→ **TASK TO CARRY OUT**
Select the lines below containing the word "गतकल".

(Stored records)
-*-*-

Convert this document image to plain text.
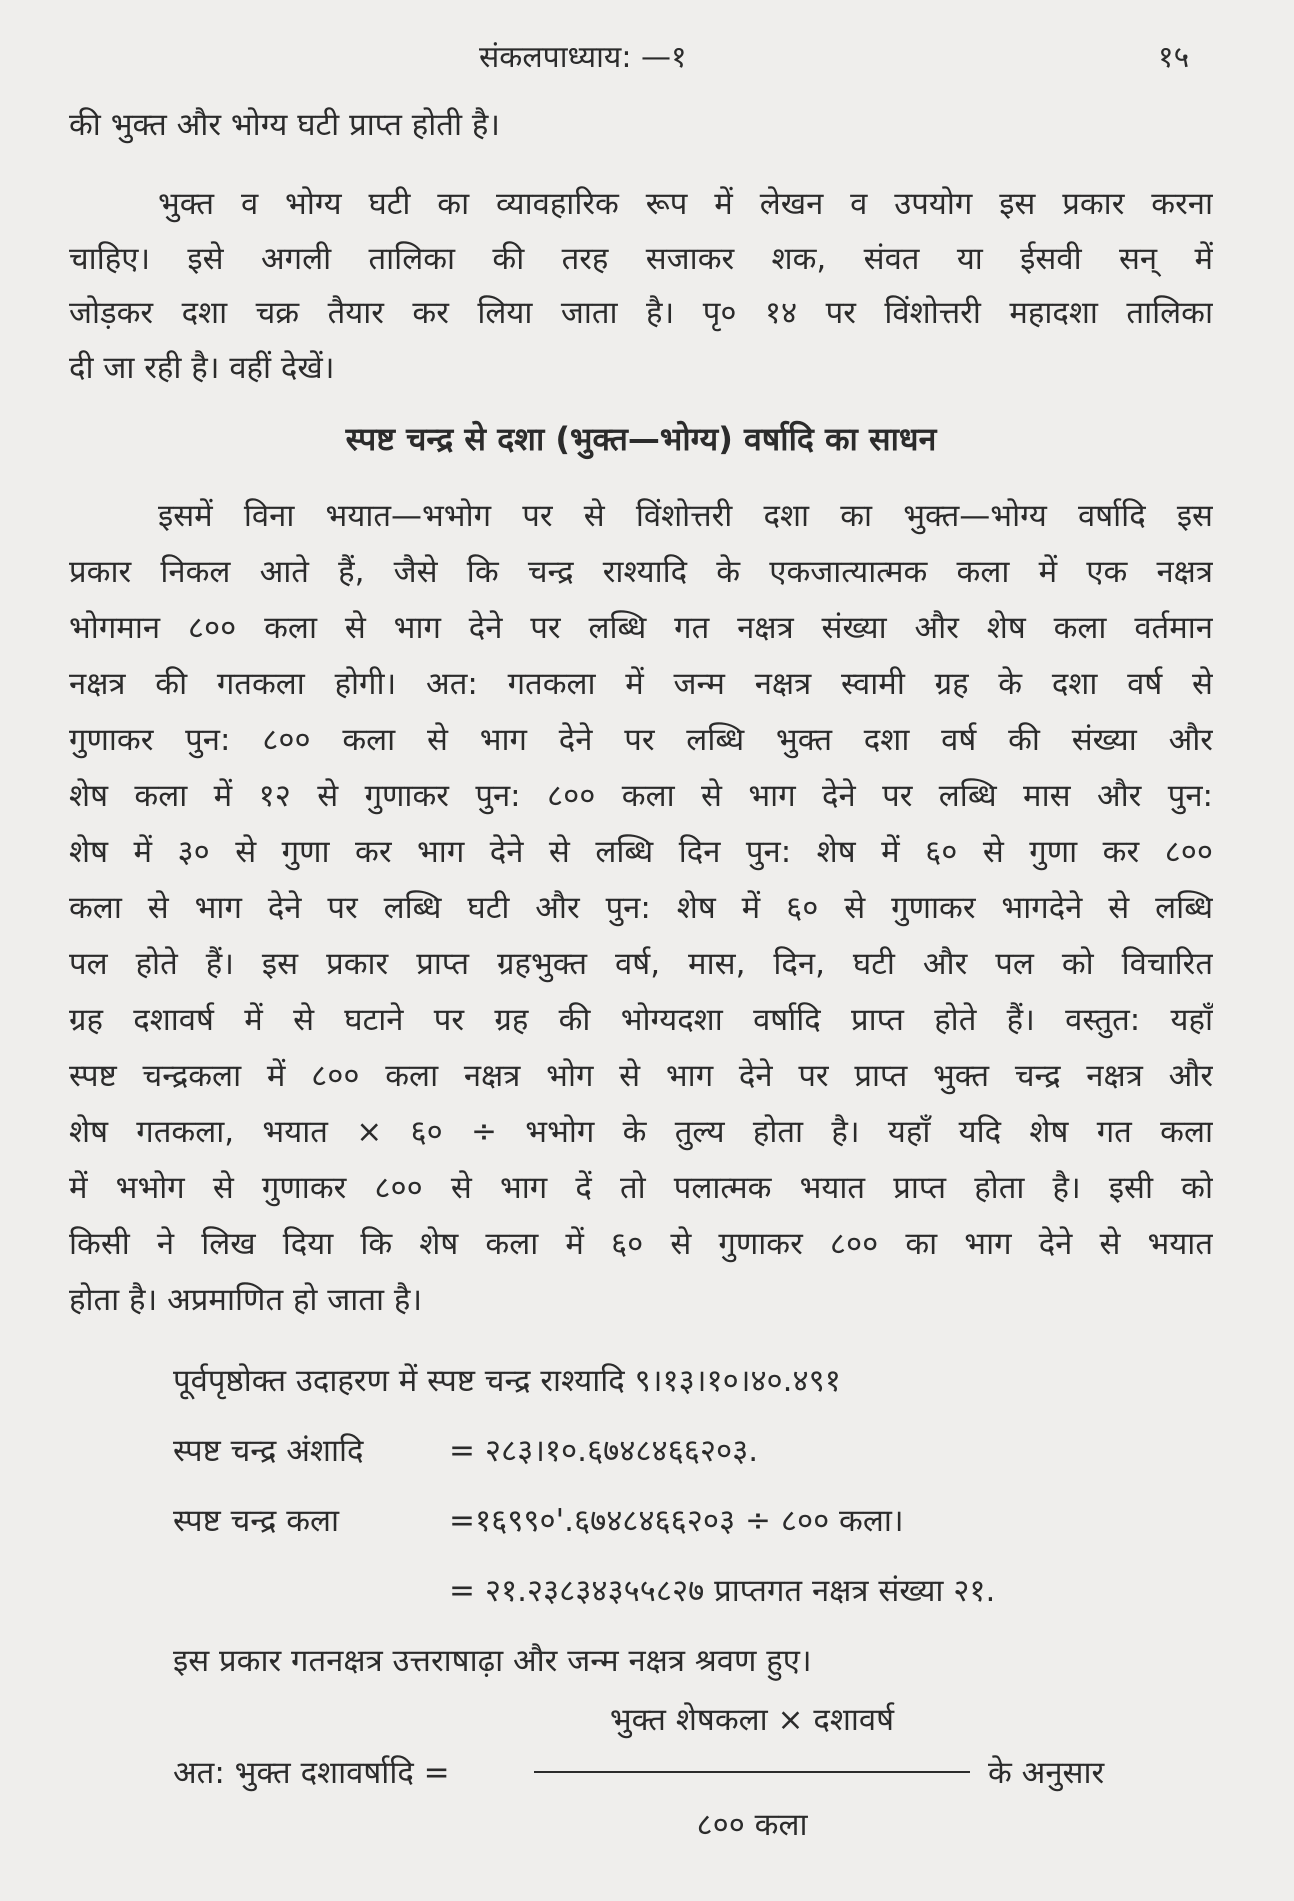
संकलपाध्याय: —१	१५
की भुक्त और भोग्य घटी प्राप्त होती है।
भुक्त व भोग्य घटी का व्यावहारिक रूप में लेखन व उपयोग इस प्रकार करना
चाहिए। इसे अगली तालिका की तरह सजाकर शक, संवत या ईसवी सन् में
जोड़कर दशा चक्र तैयार कर लिया जाता है। पृ० १४ पर विंशोत्तरी महादशा तालिका
दी जा रही है। वहीं देखें।
स्पष्ट चन्द्र से दशा (भुक्त—भोग्य) वर्षादि का साधन
इसमें विना भयात—भभोग पर से विंशोत्तरी दशा का भुक्त—भोग्य वर्षादि इस
प्रकार निकल आते हैं, जैसे कि चन्द्र राश्यादि के एकजात्यात्मक कला में एक नक्षत्र
भोगमान ८०० कला से भाग देने पर लब्धि गत नक्षत्र संख्या और शेष कला वर्तमान
नक्षत्र की गतकला होगी। अत: गतकला में जन्म नक्षत्र स्वामी ग्रह के दशा वर्ष से
गुणाकर पुन: ८०० कला से भाग देने पर लब्धि भुक्त दशा वर्ष की संख्या और
शेष कला में १२ से गुणाकर पुन: ८०० कला से भाग देने पर लब्धि मास और पुन:
शेष में ३० से गुणा कर भाग देने से लब्धि दिन पुन: शेष में ६० से गुणा कर ८००
कला से भाग देने पर लब्धि घटी और पुन: शेष में ६० से गुणाकर भागदेने से लब्धि
पल होते हैं। इस प्रकार प्राप्त ग्रहभुक्त वर्ष, मास, दिन, घटी और पल को विचारित
ग्रह दशावर्ष में से घटाने पर ग्रह की भोग्यदशा वर्षादि प्राप्त होते हैं। वस्तुत: यहाँ
स्पष्ट चन्द्रकला में ८०० कला नक्षत्र भोग से भाग देने पर प्राप्त भुक्त चन्द्र नक्षत्र और
शेष गतकला, भयात × ६० ÷ भभोग के तुल्य होता है। यहाँ यदि शेष गत कला
में भभोग से गुणाकर ८०० से भाग दें तो पलात्मक भयात प्राप्त होता है। इसी को
किसी ने लिख दिया कि शेष कला में ६० से गुणाकर ८०० का भाग देने से भयात
होता है। अप्रमाणित हो जाता है।
पूर्वपृष्ठोक्त उदाहरण में स्पष्ट चन्द्र राश्यादि ९।१३।१०।४०.४९१
स्पष्ट चन्द्र अंशादि	= २८३।१०.६७४८४६६२०३.
स्पष्ट चन्द्र कला	=१६९९०'.६७४८४६६२०३ ÷ ८०० कला।
= २१.२३८३४३५५८२७ प्राप्तगत नक्षत्र संख्या २१.
इस प्रकार गतनक्षत्र उत्तराषाढ़ा और जन्म नक्षत्र श्रवण हुए।
भुक्त शेषकला × दशावर्ष
अत: भुक्त दशावर्षादि =	के अनुसार
८०० कला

-*-*-

→ **TASK RESULT**
नक्षत्र की गतकला होगी। अत: गतकला में जन्म नक्षत्र स्वामी ग्रह के दशा वर्ष से
शेष गतकला, भयात × ६० ÷ भभोग के तुल्य होता है। यहाँ यदि शेष गत कला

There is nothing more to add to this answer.